:: Your instructions ::
Everything in the listing should be restated word for word.

Items from a figure collection:

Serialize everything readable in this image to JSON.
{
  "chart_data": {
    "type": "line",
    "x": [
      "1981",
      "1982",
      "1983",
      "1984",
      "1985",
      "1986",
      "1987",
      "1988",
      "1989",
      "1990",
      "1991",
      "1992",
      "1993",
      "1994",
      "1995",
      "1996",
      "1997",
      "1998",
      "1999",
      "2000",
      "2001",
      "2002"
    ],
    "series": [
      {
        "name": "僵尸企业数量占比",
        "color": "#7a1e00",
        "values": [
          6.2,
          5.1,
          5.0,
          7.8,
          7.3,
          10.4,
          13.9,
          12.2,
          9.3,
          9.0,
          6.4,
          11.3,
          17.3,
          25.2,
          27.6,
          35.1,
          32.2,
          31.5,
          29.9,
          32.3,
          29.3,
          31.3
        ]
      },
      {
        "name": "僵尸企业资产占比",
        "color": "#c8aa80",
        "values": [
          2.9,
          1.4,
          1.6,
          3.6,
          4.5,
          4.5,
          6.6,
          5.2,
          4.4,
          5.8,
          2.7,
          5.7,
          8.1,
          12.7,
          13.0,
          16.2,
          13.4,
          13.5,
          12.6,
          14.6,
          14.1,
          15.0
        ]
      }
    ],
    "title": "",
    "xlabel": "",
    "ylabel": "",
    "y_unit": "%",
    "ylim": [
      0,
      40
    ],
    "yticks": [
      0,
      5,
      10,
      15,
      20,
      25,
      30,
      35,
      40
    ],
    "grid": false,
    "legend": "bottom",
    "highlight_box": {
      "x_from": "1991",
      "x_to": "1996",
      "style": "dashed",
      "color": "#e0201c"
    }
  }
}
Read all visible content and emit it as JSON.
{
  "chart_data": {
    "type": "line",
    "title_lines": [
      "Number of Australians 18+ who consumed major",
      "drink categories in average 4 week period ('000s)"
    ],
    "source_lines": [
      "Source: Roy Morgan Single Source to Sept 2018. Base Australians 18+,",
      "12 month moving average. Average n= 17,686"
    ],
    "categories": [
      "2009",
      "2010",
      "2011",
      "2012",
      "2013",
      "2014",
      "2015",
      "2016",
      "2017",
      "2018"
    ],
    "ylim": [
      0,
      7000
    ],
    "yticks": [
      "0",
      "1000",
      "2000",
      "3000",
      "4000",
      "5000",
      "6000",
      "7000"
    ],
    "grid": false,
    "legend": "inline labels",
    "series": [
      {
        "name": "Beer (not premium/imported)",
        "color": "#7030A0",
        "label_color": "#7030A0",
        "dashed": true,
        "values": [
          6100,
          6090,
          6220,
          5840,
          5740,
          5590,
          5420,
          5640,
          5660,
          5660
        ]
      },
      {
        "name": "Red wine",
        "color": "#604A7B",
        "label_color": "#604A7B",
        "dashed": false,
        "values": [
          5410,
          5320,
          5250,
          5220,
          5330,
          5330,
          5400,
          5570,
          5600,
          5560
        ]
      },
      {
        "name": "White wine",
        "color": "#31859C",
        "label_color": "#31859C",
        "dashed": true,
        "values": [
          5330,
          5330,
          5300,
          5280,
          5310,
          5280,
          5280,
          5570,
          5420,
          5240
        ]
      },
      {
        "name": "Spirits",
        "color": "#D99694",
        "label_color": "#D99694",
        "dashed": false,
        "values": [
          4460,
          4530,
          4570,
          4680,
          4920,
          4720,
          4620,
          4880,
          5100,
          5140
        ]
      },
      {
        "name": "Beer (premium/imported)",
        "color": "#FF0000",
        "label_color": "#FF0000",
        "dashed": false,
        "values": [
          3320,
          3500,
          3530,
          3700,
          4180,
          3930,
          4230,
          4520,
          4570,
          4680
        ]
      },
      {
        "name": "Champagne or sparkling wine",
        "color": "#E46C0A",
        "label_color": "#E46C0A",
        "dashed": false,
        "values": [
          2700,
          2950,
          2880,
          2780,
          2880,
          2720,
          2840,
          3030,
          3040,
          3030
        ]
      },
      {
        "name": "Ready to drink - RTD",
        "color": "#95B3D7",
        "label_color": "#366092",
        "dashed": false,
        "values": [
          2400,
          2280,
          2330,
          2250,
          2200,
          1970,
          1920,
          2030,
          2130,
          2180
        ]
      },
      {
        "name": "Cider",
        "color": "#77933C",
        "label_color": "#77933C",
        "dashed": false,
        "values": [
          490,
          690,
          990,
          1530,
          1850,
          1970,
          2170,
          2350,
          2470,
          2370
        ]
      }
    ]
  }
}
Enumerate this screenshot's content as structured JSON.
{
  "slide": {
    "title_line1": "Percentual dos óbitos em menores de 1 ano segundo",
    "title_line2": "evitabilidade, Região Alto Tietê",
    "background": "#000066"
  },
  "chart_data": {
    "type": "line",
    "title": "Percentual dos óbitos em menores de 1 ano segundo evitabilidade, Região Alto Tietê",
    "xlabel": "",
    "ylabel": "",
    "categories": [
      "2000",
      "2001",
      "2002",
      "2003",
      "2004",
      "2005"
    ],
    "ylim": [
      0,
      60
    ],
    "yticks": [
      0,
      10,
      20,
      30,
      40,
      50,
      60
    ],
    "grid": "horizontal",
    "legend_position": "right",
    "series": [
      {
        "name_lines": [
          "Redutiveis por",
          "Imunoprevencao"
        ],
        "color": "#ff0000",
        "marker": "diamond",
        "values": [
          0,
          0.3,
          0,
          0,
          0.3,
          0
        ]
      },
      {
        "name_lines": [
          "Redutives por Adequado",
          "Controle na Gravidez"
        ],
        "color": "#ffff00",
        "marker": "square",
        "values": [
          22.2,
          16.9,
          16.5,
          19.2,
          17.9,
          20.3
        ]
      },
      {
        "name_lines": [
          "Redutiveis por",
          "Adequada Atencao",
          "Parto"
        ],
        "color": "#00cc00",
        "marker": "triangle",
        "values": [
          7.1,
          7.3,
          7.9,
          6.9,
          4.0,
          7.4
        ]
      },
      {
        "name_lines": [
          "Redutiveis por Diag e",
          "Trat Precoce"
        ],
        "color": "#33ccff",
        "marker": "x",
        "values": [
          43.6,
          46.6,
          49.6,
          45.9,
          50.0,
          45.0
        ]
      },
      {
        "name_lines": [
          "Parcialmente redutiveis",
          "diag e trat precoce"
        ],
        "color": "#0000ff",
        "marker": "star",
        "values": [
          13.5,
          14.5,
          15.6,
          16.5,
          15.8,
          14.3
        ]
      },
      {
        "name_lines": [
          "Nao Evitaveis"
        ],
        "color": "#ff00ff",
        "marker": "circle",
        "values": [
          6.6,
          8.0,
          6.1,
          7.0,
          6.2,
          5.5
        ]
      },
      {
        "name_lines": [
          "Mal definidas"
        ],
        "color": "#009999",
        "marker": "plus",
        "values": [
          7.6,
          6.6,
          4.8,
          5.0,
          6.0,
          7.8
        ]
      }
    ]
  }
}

:: Exercise result ::
Serialize everything readable in this image to JSON.
{
  "chart_data": {
    "type": "line",
    "x": [
      "1981",
      "1982",
      "1983",
      "1984",
      "1985",
      "1986",
      "1987",
      "1988",
      "1989",
      "1990",
      "1991",
      "1992",
      "1993",
      "1994",
      "1995",
      "1996",
      "1997",
      "1998",
      "1999",
      "2000",
      "2001",
      "2002"
    ],
    "series": [
      {
        "name": "僵尸企业数量占比",
        "color": "#7a1e00",
        "values": [
          6.2,
          5.1,
          5.0,
          7.8,
          7.3,
          10.4,
          13.9,
          12.2,
          9.3,
          9.0,
          6.4,
          11.3,
          17.3,
          25.2,
          27.6,
          35.1,
          32.2,
          31.5,
          29.9,
          32.3,
          29.3,
          31.3
        ]
      },
      {
        "name": "僵尸企业资产占比",
        "color": "#c8aa80",
        "values": [
          2.9,
          1.4,
          1.6,
          3.6,
          4.5,
          4.5,
          6.6,
          5.2,
          4.4,
          5.8,
          2.7,
          5.7,
          8.1,
          12.7,
          13.0,
          16.2,
          13.4,
          13.5,
          12.6,
          14.6,
          14.1,
          15.0
        ]
      }
    ],
    "title": "",
    "xlabel": "",
    "ylabel": "",
    "y_unit": "%",
    "ylim": [
      0,
      40
    ],
    "yticks": [
      0,
      5,
      10,
      15,
      20,
      25,
      30,
      35,
      40
    ],
    "grid": false,
    "legend": "bottom",
    "highlight_box": {
      "x_from": "1991",
      "x_to": "1996",
      "style": "dashed",
      "color": "#e0201c"
    }
  }
}
Read all visible content and emit it as JSON.
{
  "chart_data": {
    "type": "line",
    "title_lines": [
      "Number of Australians 18+ who consumed major",
      "drink categories in average 4 week period ('000s)"
    ],
    "source_lines": [
      "Source: Roy Morgan Single Source to Sept 2018. Base Australians 18+,",
      "12 month moving average. Average n= 17,686"
    ],
    "categories": [
      "2009",
      "2010",
      "2011",
      "2012",
      "2013",
      "2014",
      "2015",
      "2016",
      "2017",
      "2018"
    ],
    "ylim": [
      0,
      7000
    ],
    "yticks": [
      "0",
      "1000",
      "2000",
      "3000",
      "4000",
      "5000",
      "6000",
      "7000"
    ],
    "grid": false,
    "legend": "inline labels",
    "series": [
      {
        "name": "Beer (not premium/imported)",
        "color": "#7030A0",
        "label_color": "#7030A0",
        "dashed": true,
        "values": [
          6100,
          6090,
          6220,
          5840,
          5740,
          5590,
          5420,
          5640,
          5660,
          5660
        ]
      },
      {
        "name": "Red wine",
        "color": "#604A7B",
        "label_color": "#604A7B",
        "dashed": false,
        "values": [
          5410,
          5320,
          5250,
          5220,
          5330,
          5330,
          5400,
          5570,
          5600,
          5560
        ]
      },
      {
        "name": "White wine",
        "color": "#31859C",
        "label_color": "#31859C",
        "dashed": true,
        "values": [
          5330,
          5330,
          5300,
          5280,
          5310,
          5280,
          5280,
          5570,
          5420,
          5240
        ]
      },
      {
        "name": "Spirits",
        "color": "#D99694",
        "label_color": "#D99694",
        "dashed": false,
        "values": [
          4460,
          4530,
          4570,
          4680,
          4920,
          4720,
          4620,
          4880,
          5100,
          5140
        ]
      },
      {
        "name": "Beer (premium/imported)",
        "color": "#FF0000",
        "label_color": "#FF0000",
        "dashed": false,
        "values": [
          3320,
          3500,
          3530,
          3700,
          4180,
          3930,
          4230,
          4520,
          4570,
          4680
        ]
      },
      {
        "name": "Champagne or sparkling wine",
        "color": "#E46C0A",
        "label_color": "#E46C0A",
        "dashed": false,
        "values": [
          2700,
          2950,
          2880,
          2780,
          2880,
          2720,
          2840,
          3030,
          3040,
          3030
        ]
      },
      {
        "name": "Ready to drink - RTD",
        "color": "#95B3D7",
        "label_color": "#366092",
        "dashed": false,
        "values": [
          2400,
          2280,
          2330,
          2250,
          2200,
          1970,
          1920,
          2030,
          2130,
          2180
        ]
      },
      {
        "name": "Cider",
        "color": "#77933C",
        "label_color": "#77933C",
        "dashed": false,
        "values": [
          490,
          690,
          990,
          1530,
          1850,
          1970,
          2170,
          2350,
          2470,
          2370
        ]
      }
    ]
  }
}
Enumerate this screenshot's content as structured JSON.
{
  "slide": {
    "title_line1": "Percentual dos óbitos em menores de 1 ano segundo",
    "title_line2": "evitabilidade, Região Alto Tietê",
    "background": "#000066"
  },
  "chart_data": {
    "type": "line",
    "title": "Percentual dos óbitos em menores de 1 ano segundo evitabilidade, Região Alto Tietê",
    "xlabel": "",
    "ylabel": "",
    "categories": [
      "2000",
      "2001",
      "2002",
      "2003",
      "2004",
      "2005"
    ],
    "ylim": [
      0,
      60
    ],
    "yticks": [
      0,
      10,
      20,
      30,
      40,
      50,
      60
    ],
    "grid": "horizontal",
    "legend_position": "right",
    "series": [
      {
        "name_lines": [
          "Redutiveis por",
          "Imunoprevencao"
        ],
        "color": "#ff0000",
        "marker": "diamond",
        "values": [
          0,
          0.3,
          0,
          0,
          0.3,
          0
        ]
      },
      {
        "name_lines": [
          "Redutives por Adequado",
          "Controle na Gravidez"
        ],
        "color": "#ffff00",
        "marker": "square",
        "values": [
          22.2,
          16.9,
          16.5,
          19.2,
          17.9,
          20.3
        ]
      },
      {
        "name_lines": [
          "Redutiveis por",
          "Adequada Atencao",
          "Parto"
        ],
        "color": "#00cc00",
        "marker": "triangle",
        "values": [
          7.1,
          7.3,
          7.9,
          6.9,
          4.0,
          7.4
        ]
      },
      {
        "name_lines": [
          "Redutiveis por Diag e",
          "Trat Precoce"
        ],
        "color": "#33ccff",
        "marker": "x",
        "values": [
          43.6,
          46.6,
          49.6,
          45.9,
          50.0,
          45.0
        ]
      },
      {
        "name_lines": [
          "Parcialmente redutiveis",
          "diag e trat precoce"
        ],
        "color": "#0000ff",
        "marker": "star",
        "values": [
          13.5,
          14.5,
          15.6,
          16.5,
          15.8,
          14.3
        ]
      },
      {
        "name_lines": [
          "Nao Evitaveis"
        ],
        "color": "#ff00ff",
        "marker": "circle",
        "values": [
          6.6,
          8.0,
          6.1,
          7.0,
          6.2,
          5.5
        ]
      },
      {
        "name_lines": [
          "Mal definidas"
        ],
        "color": "#009999",
        "marker": "plus",
        "values": [
          7.6,
          6.6,
          4.8,
          5.0,
          6.0,
          7.8
        ]
      }
    ]
  }
}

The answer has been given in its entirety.